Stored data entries
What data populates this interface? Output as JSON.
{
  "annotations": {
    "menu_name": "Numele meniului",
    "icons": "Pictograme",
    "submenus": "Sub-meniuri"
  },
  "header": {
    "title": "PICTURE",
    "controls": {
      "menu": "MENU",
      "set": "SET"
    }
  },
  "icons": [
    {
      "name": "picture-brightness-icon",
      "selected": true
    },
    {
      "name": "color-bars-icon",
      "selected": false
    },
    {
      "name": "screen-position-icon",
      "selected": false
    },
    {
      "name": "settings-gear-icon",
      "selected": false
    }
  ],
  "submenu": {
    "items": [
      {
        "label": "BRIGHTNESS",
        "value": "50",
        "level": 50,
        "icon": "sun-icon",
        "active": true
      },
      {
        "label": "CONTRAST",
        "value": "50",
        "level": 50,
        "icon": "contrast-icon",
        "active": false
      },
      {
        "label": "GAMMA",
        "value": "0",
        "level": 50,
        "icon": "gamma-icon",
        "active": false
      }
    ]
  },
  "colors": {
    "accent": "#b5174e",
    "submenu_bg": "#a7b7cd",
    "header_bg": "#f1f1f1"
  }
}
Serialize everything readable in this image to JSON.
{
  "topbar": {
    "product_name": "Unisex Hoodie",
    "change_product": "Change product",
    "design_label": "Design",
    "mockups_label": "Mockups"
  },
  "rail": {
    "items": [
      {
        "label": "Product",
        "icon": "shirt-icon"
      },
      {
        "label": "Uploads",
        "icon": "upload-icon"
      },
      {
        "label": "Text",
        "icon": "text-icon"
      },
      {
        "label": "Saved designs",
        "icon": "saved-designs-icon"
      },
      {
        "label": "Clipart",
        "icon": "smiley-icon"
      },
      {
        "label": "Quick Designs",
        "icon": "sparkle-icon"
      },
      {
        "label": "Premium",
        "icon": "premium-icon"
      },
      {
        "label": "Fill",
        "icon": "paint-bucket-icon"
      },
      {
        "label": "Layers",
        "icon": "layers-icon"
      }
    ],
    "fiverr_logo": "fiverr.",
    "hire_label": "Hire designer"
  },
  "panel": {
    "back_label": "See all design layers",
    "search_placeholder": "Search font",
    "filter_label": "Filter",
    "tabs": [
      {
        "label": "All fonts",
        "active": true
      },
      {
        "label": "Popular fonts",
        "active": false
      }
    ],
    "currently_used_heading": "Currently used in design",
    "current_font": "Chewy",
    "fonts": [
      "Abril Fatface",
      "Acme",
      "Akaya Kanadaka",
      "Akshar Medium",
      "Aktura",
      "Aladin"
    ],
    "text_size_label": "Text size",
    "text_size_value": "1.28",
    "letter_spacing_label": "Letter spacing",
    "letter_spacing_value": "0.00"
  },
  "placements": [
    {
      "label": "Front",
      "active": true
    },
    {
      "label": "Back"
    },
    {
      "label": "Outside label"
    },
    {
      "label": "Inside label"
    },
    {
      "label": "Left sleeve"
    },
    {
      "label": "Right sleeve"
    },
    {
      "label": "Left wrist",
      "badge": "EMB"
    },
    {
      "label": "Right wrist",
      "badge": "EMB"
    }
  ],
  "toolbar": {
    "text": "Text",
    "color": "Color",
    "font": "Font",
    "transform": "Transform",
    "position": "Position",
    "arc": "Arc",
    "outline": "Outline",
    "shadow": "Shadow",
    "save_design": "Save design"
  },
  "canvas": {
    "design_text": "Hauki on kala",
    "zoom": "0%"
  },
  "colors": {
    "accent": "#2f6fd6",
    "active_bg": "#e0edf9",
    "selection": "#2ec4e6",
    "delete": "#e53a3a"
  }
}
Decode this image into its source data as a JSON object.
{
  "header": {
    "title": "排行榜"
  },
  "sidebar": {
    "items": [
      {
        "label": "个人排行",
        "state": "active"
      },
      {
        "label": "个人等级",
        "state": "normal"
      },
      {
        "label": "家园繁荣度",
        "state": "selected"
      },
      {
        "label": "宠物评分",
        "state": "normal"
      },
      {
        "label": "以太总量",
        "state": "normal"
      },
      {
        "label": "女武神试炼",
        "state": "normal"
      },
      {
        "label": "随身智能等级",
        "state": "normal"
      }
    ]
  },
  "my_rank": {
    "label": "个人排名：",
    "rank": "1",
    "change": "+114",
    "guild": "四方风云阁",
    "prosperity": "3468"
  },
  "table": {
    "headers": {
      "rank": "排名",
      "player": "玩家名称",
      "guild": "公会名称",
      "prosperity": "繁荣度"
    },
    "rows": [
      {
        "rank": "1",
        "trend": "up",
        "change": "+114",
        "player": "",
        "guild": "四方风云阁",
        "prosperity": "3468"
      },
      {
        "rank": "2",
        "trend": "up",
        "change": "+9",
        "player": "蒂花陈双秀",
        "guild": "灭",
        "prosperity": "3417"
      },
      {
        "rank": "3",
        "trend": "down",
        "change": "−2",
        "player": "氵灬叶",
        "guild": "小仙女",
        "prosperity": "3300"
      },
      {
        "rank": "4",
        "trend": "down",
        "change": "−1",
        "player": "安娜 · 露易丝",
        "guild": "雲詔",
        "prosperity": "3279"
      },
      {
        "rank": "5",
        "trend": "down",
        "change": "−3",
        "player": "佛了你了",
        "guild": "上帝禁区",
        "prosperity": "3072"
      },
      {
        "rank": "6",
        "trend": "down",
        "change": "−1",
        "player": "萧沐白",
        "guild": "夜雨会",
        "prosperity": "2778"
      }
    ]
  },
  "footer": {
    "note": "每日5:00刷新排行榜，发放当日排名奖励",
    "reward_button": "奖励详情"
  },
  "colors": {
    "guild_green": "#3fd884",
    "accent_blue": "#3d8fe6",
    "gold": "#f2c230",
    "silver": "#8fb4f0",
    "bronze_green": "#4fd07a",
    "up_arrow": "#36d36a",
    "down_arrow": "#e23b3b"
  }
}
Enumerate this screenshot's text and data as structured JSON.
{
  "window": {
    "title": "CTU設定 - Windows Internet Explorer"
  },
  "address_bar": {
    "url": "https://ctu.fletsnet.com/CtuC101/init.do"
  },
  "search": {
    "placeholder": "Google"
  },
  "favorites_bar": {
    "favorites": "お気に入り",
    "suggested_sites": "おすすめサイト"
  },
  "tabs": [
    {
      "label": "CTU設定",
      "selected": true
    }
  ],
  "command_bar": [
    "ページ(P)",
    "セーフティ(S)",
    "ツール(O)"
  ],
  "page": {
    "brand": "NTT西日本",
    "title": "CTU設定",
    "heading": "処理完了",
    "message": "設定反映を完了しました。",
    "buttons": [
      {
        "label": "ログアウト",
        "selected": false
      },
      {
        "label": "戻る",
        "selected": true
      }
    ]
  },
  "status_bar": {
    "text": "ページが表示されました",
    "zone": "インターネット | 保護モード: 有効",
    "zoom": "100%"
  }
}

### WHAT YOU WILL DO
Using the material above, print every entry exactly as written.

### TASK SOLUTION
What data populates this interface? Output as JSON.
{
  "annotations": {
    "menu_name": "Numele meniului",
    "icons": "Pictograme",
    "submenus": "Sub-meniuri"
  },
  "header": {
    "title": "PICTURE",
    "controls": {
      "menu": "MENU",
      "set": "SET"
    }
  },
  "icons": [
    {
      "name": "picture-brightness-icon",
      "selected": true
    },
    {
      "name": "color-bars-icon",
      "selected": false
    },
    {
      "name": "screen-position-icon",
      "selected": false
    },
    {
      "name": "settings-gear-icon",
      "selected": false
    }
  ],
  "submenu": {
    "items": [
      {
        "label": "BRIGHTNESS",
        "value": "50",
        "level": 50,
        "icon": "sun-icon",
        "active": true
      },
      {
        "label": "CONTRAST",
        "value": "50",
        "level": 50,
        "icon": "contrast-icon",
        "active": false
      },
      {
        "label": "GAMMA",
        "value": "0",
        "level": 50,
        "icon": "gamma-icon",
        "active": false
      }
    ]
  },
  "colors": {
    "accent": "#b5174e",
    "submenu_bg": "#a7b7cd",
    "header_bg": "#f1f1f1"
  }
}
Serialize everything readable in this image to JSON.
{
  "topbar": {
    "product_name": "Unisex Hoodie",
    "change_product": "Change product",
    "design_label": "Design",
    "mockups_label": "Mockups"
  },
  "rail": {
    "items": [
      {
        "label": "Product",
        "icon": "shirt-icon"
      },
      {
        "label": "Uploads",
        "icon": "upload-icon"
      },
      {
        "label": "Text",
        "icon": "text-icon"
      },
      {
        "label": "Saved designs",
        "icon": "saved-designs-icon"
      },
      {
        "label": "Clipart",
        "icon": "smiley-icon"
      },
      {
        "label": "Quick Designs",
        "icon": "sparkle-icon"
      },
      {
        "label": "Premium",
        "icon": "premium-icon"
      },
      {
        "label": "Fill",
        "icon": "paint-bucket-icon"
      },
      {
        "label": "Layers",
        "icon": "layers-icon"
      }
    ],
    "fiverr_logo": "fiverr.",
    "hire_label": "Hire designer"
  },
  "panel": {
    "back_label": "See all design layers",
    "search_placeholder": "Search font",
    "filter_label": "Filter",
    "tabs": [
      {
        "label": "All fonts",
        "active": true
      },
      {
        "label": "Popular fonts",
        "active": false
      }
    ],
    "currently_used_heading": "Currently used in design",
    "current_font": "Chewy",
    "fonts": [
      "Abril Fatface",
      "Acme",
      "Akaya Kanadaka",
      "Akshar Medium",
      "Aktura",
      "Aladin"
    ],
    "text_size_label": "Text size",
    "text_size_value": "1.28",
    "letter_spacing_label": "Letter spacing",
    "letter_spacing_value": "0.00"
  },
  "placements": [
    {
      "label": "Front",
      "active": true
    },
    {
      "label": "Back"
    },
    {
      "label": "Outside label"
    },
    {
      "label": "Inside label"
    },
    {
      "label": "Left sleeve"
    },
    {
      "label": "Right sleeve"
    },
    {
      "label": "Left wrist",
      "badge": "EMB"
    },
    {
      "label": "Right wrist",
      "badge": "EMB"
    }
  ],
  "toolbar": {
    "text": "Text",
    "color": "Color",
    "font": "Font",
    "transform": "Transform",
    "position": "Position",
    "arc": "Arc",
    "outline": "Outline",
    "shadow": "Shadow",
    "save_design": "Save design"
  },
  "canvas": {
    "design_text": "Hauki on kala",
    "zoom": "0%"
  },
  "colors": {
    "accent": "#2f6fd6",
    "active_bg": "#e0edf9",
    "selection": "#2ec4e6",
    "delete": "#e53a3a"
  }
}
Decode this image into its source data as a JSON object.
{
  "header": {
    "title": "排行榜"
  },
  "sidebar": {
    "items": [
      {
        "label": "个人排行",
        "state": "active"
      },
      {
        "label": "个人等级",
        "state": "normal"
      },
      {
        "label": "家园繁荣度",
        "state": "selected"
      },
      {
        "label": "宠物评分",
        "state": "normal"
      },
      {
        "label": "以太总量",
        "state": "normal"
      },
      {
        "label": "女武神试炼",
        "state": "normal"
      },
      {
        "label": "随身智能等级",
        "state": "normal"
      }
    ]
  },
  "my_rank": {
    "label": "个人排名：",
    "rank": "1",
    "change": "+114",
    "guild": "四方风云阁",
    "prosperity": "3468"
  },
  "table": {
    "headers": {
      "rank": "排名",
      "player": "玩家名称",
      "guild": "公会名称",
      "prosperity": "繁荣度"
    },
    "rows": [
      {
        "rank": "1",
        "trend": "up",
        "change": "+114",
        "player": "",
        "guild": "四方风云阁",
        "prosperity": "3468"
      },
      {
        "rank": "2",
        "trend": "up",
        "change": "+9",
        "player": "蒂花陈双秀",
        "guild": "灭",
        "prosperity": "3417"
      },
      {
        "rank": "3",
        "trend": "down",
        "change": "−2",
        "player": "氵灬叶",
        "guild": "小仙女",
        "prosperity": "3300"
      },
      {
        "rank": "4",
        "trend": "down",
        "change": "−1",
        "player": "安娜 · 露易丝",
        "guild": "雲詔",
        "prosperity": "3279"
      },
      {
        "rank": "5",
        "trend": "down",
        "change": "−3",
        "player": "佛了你了",
        "guild": "上帝禁区",
        "prosperity": "3072"
      },
      {
        "rank": "6",
        "trend": "down",
        "change": "−1",
        "player": "萧沐白",
        "guild": "夜雨会",
        "prosperity": "2778"
      }
    ]
  },
  "footer": {
    "note": "每日5:00刷新排行榜，发放当日排名奖励",
    "reward_button": "奖励详情"
  },
  "colors": {
    "guild_green": "#3fd884",
    "accent_blue": "#3d8fe6",
    "gold": "#f2c230",
    "silver": "#8fb4f0",
    "bronze_green": "#4fd07a",
    "up_arrow": "#36d36a",
    "down_arrow": "#e23b3b"
  }
}
Enumerate this screenshot's text and data as structured JSON.
{
  "window": {
    "title": "CTU設定 - Windows Internet Explorer"
  },
  "address_bar": {
    "url": "https://ctu.fletsnet.com/CtuC101/init.do"
  },
  "search": {
    "placeholder": "Google"
  },
  "favorites_bar": {
    "favorites": "お気に入り",
    "suggested_sites": "おすすめサイト"
  },
  "tabs": [
    {
      "label": "CTU設定",
      "selected": true
    }
  ],
  "command_bar": [
    "ページ(P)",
    "セーフティ(S)",
    "ツール(O)"
  ],
  "page": {
    "brand": "NTT西日本",
    "title": "CTU設定",
    "heading": "処理完了",
    "message": "設定反映を完了しました。",
    "buttons": [
      {
        "label": "ログアウト",
        "selected": false
      },
      {
        "label": "戻る",
        "selected": true
      }
    ]
  },
  "status_bar": {
    "text": "ページが表示されました",
    "zone": "インターネット | 保護モード: 有効",
    "zoom": "100%"
  }
}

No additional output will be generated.